Your job is to copy the lines from the material that include "median".

[DATA EXTRACTS]:
....................
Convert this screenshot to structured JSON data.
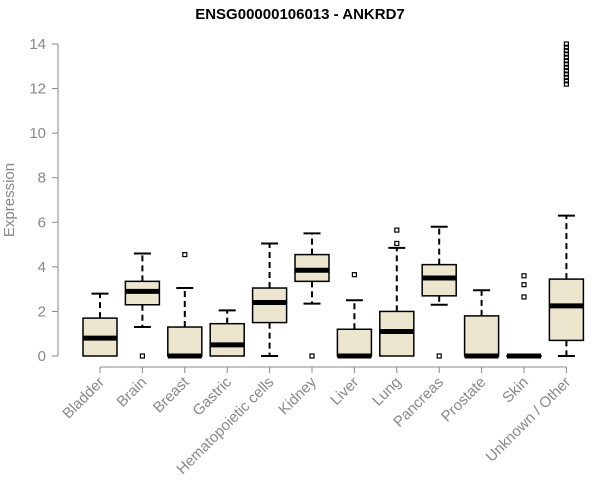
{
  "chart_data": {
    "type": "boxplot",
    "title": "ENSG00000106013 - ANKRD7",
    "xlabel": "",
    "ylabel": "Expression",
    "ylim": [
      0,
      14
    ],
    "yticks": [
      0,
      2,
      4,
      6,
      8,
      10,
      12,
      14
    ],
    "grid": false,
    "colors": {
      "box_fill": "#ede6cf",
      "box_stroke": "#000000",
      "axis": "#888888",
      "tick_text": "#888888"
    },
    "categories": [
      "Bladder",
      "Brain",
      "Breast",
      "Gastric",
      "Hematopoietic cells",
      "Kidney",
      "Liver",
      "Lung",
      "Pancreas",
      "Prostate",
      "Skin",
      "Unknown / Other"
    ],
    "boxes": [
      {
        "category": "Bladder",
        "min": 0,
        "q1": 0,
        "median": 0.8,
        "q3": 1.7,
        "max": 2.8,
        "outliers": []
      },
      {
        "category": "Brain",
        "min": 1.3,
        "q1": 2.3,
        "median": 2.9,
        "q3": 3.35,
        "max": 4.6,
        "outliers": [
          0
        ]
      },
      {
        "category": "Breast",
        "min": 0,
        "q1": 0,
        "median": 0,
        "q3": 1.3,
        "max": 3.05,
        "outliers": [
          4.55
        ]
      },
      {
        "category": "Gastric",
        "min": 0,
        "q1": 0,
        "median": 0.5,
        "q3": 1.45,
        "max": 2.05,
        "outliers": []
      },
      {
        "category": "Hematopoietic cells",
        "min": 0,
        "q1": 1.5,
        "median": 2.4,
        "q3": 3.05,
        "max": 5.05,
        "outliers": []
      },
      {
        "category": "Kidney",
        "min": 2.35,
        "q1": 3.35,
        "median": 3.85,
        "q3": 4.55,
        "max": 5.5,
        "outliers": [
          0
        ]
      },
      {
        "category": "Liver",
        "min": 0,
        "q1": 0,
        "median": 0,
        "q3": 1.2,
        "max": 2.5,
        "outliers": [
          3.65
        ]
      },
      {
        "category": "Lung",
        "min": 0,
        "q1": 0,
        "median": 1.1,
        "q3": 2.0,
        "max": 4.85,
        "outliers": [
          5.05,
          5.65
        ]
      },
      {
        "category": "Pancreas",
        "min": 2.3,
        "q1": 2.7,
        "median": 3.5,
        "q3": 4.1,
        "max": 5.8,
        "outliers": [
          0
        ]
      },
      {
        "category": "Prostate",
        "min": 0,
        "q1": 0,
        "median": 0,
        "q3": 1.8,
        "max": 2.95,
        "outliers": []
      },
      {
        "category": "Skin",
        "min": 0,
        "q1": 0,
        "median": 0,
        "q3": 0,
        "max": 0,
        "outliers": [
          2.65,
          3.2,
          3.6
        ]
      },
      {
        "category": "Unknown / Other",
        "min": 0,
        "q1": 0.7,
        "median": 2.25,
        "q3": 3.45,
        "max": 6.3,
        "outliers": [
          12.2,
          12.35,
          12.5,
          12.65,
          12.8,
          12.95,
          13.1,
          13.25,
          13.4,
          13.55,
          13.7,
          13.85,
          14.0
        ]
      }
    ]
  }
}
....................
[TASK RESPONSE]:
        "median": 0.8,
        "median": 2.9,
        "median": 0,
        "median": 0.5,
        "median": 2.4,
        "median": 3.85,
        "median": 0,
        "median": 1.1,
        "median": 3.5,
        "median": 0,
        "median": 0,
        "median": 2.25,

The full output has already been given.